**Texto fornecido:**
=-=-=

Os desafios da inclusão de pessoas com autismo no Brasil

Enviada em 26/10/2019

Na série “Atypical”, é retratada as dificuldades do jovem Sam Gardner, um estudante de ensino médio diagnosticado com Transtorno de Espectro Autista(TEA). Embora seja uma obra ficcional, o filme apresenta características que se assemelham ao atual contexto hodierno, pois, assim, como na obra, os indivíduos diagnosticados com autismo também enfrentam obstáculos em seu cotidiano. Nesse contexto, percebe-se a configuração de um grave problema de contornos específicos, em virtude da ausência em se debater a temática e da negligência de corporações sociais.

Sob esse viés, pode-se apontar como um empecilho à consolidação de solução, a inexistência na abordagem do tema. O filósofo Foucault defende que, na sociedades pós-moderna, alguns temas são silenciados para que as estruturas de poder sejam  mantidas. Nesse sentido, percebe-se uma lacuna no que se refere ao debate em torno dos desafios da inclusão de pessoas com autismo no Brasil, que tem sido silenciado. Assim, sem diálogo sério e massivo sobre esse problema, sua resolução é impedida. Portanto, são necessárias medidas capazes de mitigar essa problemática.

Outrossim, a ineficiência das instituições escolares ainda é um grande impasse para resolução da questão, visto que muitas escola não dão um atendimento especial para crianças autistas, por conta da falta de capacitação dos professores. Consoante a defensora pública do Estado de São Paulo Tibyricá, “Muitas famílias percebem que a criança não está participando das atividades da aula. Dizem que ela não recebe qualquer atenção específica”. Logo, faltam medidas efetivas das autoridades competentes para resolver o desafio da inclusão de pessoas com TEA no Brasil.

=-=-=

**Itens listados:**

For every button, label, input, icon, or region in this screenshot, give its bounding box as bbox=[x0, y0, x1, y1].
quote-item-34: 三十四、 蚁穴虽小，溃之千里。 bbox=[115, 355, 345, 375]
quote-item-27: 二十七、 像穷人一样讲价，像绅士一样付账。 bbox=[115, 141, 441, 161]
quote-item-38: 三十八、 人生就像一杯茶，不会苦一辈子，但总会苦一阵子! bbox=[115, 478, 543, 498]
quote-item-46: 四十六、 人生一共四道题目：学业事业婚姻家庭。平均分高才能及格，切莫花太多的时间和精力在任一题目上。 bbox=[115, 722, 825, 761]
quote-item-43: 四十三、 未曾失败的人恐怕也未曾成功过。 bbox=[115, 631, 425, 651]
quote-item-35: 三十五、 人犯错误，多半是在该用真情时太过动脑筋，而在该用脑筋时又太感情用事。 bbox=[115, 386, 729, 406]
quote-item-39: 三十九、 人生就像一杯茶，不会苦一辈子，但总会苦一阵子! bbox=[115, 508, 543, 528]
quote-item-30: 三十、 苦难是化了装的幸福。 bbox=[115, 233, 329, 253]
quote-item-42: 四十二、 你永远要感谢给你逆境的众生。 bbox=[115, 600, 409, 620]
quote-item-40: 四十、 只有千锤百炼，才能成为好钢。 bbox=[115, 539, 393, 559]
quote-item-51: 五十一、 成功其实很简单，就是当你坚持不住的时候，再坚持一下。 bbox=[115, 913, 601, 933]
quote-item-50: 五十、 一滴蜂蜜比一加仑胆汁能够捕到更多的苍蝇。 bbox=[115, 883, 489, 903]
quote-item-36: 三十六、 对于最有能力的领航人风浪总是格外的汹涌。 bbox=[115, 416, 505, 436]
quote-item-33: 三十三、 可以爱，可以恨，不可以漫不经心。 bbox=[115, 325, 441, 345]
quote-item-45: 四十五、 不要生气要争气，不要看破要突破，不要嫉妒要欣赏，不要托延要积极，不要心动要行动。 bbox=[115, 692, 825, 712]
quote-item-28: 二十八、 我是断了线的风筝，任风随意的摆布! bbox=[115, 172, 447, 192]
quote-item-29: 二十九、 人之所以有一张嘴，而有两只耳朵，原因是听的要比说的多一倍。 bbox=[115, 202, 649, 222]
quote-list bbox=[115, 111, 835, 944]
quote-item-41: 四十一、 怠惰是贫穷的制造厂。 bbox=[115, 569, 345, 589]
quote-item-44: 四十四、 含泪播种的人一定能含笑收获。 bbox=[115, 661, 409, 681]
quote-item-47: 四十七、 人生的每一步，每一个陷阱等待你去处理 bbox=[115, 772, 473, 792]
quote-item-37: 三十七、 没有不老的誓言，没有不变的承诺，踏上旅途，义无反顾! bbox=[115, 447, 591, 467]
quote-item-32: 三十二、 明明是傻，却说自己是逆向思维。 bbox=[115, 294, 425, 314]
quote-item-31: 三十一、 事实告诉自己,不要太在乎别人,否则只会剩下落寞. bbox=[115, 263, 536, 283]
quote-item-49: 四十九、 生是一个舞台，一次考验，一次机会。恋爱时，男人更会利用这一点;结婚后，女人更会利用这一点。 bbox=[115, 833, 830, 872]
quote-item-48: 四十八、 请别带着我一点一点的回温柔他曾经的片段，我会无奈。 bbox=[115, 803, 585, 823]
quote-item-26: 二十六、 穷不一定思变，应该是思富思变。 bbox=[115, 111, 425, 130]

=-=-=

**O que se pede:**
Dê seguimento ao texto sobre a inclusão de pessoas com autismo no Brasil, escrevendo a parte que vem logo após a última frase apresentada.

**Resultado da tarefa:**
Diante do exposto, é indubitável que medidas devam ser tomadas para alterar o cenário brasileiro. Em suma, é preciso que as escolas, em parceria com empresas privadas, incentivem rodas de leitura e discussão no ambiente escolar, por meio de obras literárias que abordam os desafios do autismo. Tais empresas podem fornecer livros e os próprios professores realizar o processo mediador, elaborando, posteriormente, exposições e mostras culturais que divulguem à comunidade o trabalho realizado. Nessa lógica, o intuito de tais ações é conscientizar e quebrar paradigmas da população brasileira a respeito do TEA, além de garantir a inclusão dos indivíduos com Espectro Austista nas escolas e no mercado de trabalho. Por fim, é preciso que a comunidade brasileira olhe de forma mais otimista para a diferença, pois, como constatou Hannah Arendt, “A pluralidade é a lei da Terra”.